RECORDS PROVIDED →
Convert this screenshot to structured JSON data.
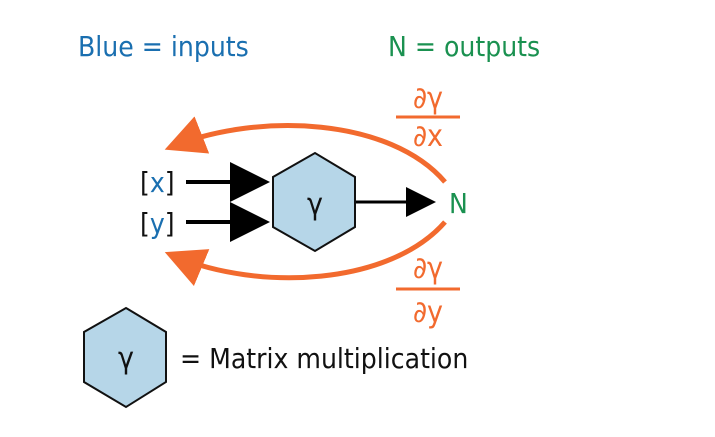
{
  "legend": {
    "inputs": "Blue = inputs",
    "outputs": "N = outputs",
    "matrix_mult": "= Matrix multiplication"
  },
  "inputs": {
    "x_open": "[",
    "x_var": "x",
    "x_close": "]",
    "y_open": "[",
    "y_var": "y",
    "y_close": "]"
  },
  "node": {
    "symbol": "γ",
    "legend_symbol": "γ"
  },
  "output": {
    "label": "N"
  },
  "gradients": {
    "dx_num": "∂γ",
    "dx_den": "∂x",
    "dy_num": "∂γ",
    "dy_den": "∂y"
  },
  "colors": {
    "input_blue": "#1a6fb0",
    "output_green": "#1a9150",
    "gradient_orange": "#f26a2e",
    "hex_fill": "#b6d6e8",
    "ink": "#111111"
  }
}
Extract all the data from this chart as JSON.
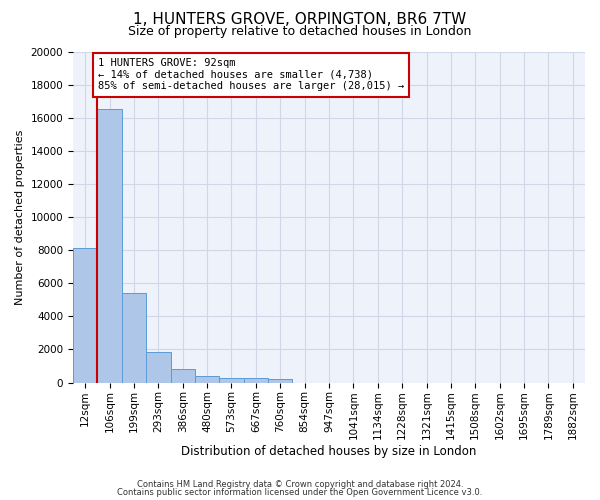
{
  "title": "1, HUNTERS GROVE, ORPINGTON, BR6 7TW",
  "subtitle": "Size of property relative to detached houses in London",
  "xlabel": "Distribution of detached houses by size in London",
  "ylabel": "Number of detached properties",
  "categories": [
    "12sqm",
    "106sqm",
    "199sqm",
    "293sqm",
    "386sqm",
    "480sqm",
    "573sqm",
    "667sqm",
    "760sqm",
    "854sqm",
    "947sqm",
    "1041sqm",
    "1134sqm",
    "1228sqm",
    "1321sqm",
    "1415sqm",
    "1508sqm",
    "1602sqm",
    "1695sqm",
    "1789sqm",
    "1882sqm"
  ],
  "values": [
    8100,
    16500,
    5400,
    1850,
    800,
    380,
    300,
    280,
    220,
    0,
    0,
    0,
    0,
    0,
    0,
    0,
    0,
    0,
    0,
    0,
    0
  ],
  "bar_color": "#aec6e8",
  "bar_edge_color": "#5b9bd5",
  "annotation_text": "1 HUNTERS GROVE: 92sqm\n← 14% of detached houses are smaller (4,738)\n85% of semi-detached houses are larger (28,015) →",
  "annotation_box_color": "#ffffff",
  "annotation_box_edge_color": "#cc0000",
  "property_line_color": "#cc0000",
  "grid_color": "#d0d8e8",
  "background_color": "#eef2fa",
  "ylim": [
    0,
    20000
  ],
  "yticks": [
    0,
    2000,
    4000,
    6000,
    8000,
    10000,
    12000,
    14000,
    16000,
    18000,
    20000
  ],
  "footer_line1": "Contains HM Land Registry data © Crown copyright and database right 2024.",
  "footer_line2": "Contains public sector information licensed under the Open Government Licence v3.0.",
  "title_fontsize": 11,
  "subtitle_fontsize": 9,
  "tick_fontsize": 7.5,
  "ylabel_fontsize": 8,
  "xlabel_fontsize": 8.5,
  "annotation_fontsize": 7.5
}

---

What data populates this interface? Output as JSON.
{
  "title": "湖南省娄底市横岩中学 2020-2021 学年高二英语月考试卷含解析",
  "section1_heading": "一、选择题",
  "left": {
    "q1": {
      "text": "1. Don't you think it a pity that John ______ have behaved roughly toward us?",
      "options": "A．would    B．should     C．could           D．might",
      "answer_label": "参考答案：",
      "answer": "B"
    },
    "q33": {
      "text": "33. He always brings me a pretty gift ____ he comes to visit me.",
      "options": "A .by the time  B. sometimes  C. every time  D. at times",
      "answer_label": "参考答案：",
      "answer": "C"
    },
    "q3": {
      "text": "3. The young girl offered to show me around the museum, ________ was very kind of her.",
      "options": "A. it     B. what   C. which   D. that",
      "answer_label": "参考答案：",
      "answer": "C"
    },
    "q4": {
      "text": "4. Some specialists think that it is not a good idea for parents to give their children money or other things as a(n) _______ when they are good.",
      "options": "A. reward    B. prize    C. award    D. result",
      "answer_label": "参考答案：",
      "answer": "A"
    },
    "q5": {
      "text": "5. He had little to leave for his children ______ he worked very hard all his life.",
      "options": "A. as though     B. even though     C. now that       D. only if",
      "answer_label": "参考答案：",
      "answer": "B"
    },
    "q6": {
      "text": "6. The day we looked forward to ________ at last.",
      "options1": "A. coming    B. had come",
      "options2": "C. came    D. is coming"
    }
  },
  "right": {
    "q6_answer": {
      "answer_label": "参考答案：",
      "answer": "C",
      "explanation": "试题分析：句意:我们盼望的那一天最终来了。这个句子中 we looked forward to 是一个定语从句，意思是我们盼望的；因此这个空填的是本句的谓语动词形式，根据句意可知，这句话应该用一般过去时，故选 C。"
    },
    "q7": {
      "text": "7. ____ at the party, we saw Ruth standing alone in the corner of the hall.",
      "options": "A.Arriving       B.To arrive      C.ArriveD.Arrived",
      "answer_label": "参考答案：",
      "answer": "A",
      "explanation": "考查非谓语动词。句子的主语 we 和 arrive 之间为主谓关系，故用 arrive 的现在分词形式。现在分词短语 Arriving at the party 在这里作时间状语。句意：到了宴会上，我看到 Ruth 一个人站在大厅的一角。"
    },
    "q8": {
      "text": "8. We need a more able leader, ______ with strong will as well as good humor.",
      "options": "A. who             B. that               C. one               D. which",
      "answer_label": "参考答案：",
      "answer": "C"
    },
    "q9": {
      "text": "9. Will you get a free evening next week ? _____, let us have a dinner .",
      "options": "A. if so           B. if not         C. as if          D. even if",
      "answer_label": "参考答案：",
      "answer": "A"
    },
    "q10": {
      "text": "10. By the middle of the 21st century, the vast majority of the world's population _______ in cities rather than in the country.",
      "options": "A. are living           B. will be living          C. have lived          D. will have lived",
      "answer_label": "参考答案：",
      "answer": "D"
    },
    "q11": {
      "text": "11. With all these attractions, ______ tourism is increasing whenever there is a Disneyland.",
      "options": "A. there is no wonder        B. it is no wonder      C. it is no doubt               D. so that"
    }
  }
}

* * *

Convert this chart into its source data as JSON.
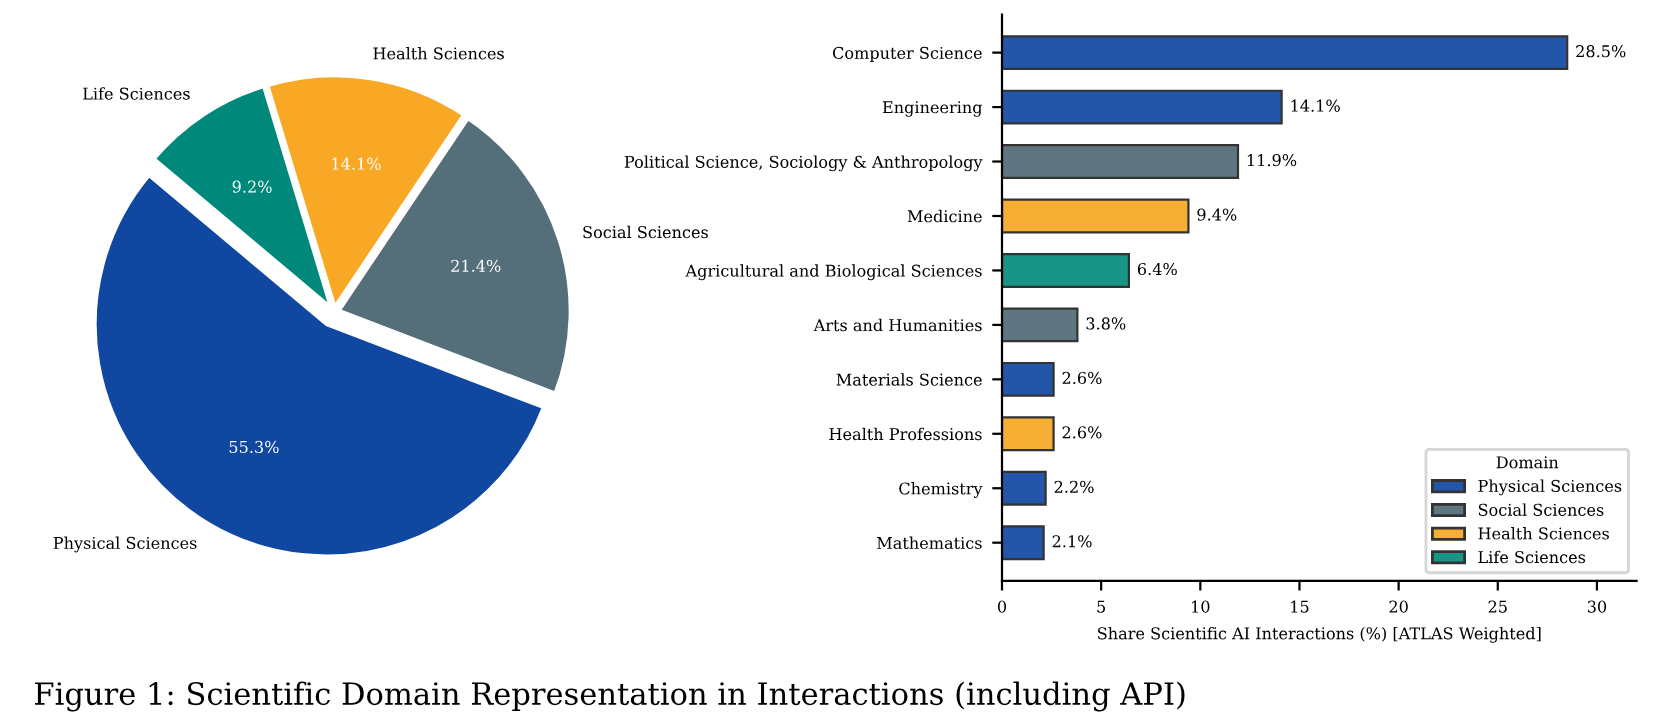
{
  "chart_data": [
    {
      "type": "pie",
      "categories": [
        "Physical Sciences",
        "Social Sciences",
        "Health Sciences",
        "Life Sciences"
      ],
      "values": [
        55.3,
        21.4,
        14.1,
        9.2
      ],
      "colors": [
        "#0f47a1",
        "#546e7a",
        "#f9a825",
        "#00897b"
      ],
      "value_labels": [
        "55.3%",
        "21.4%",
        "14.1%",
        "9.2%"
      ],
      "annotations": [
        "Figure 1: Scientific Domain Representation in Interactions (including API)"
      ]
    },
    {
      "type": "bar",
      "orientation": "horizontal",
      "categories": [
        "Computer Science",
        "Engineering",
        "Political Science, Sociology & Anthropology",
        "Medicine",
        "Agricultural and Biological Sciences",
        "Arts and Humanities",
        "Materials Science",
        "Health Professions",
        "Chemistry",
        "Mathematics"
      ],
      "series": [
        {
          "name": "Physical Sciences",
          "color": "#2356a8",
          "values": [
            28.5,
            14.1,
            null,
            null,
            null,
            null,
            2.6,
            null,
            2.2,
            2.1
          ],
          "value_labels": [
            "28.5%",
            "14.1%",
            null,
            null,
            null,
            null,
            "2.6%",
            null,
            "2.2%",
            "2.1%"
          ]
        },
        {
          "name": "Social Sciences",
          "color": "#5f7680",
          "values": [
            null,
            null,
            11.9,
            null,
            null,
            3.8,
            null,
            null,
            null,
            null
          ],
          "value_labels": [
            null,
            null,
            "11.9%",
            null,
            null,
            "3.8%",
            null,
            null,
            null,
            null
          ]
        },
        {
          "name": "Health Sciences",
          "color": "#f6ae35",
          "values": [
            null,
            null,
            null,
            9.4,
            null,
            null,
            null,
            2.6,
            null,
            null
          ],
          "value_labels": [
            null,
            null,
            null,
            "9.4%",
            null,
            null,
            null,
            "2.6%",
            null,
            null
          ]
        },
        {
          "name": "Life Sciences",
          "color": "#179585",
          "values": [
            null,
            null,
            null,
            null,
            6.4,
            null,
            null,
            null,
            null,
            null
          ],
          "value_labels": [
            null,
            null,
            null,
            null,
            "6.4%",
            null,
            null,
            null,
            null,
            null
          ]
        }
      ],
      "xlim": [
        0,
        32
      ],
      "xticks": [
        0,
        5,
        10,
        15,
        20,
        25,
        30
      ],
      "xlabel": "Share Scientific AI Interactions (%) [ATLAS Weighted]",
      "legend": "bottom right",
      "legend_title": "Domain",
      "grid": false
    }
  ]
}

TO DO → Go over the data above and copy every line that has the word "Scientific" in it.

SOLUTION TO THIS EXERCISE →
        "Figure 1: Scientific Domain Representation in Interactions (including API)"
      "xlabel": "Share Scientific AI Interactions (%) [ATLAS Weighted]",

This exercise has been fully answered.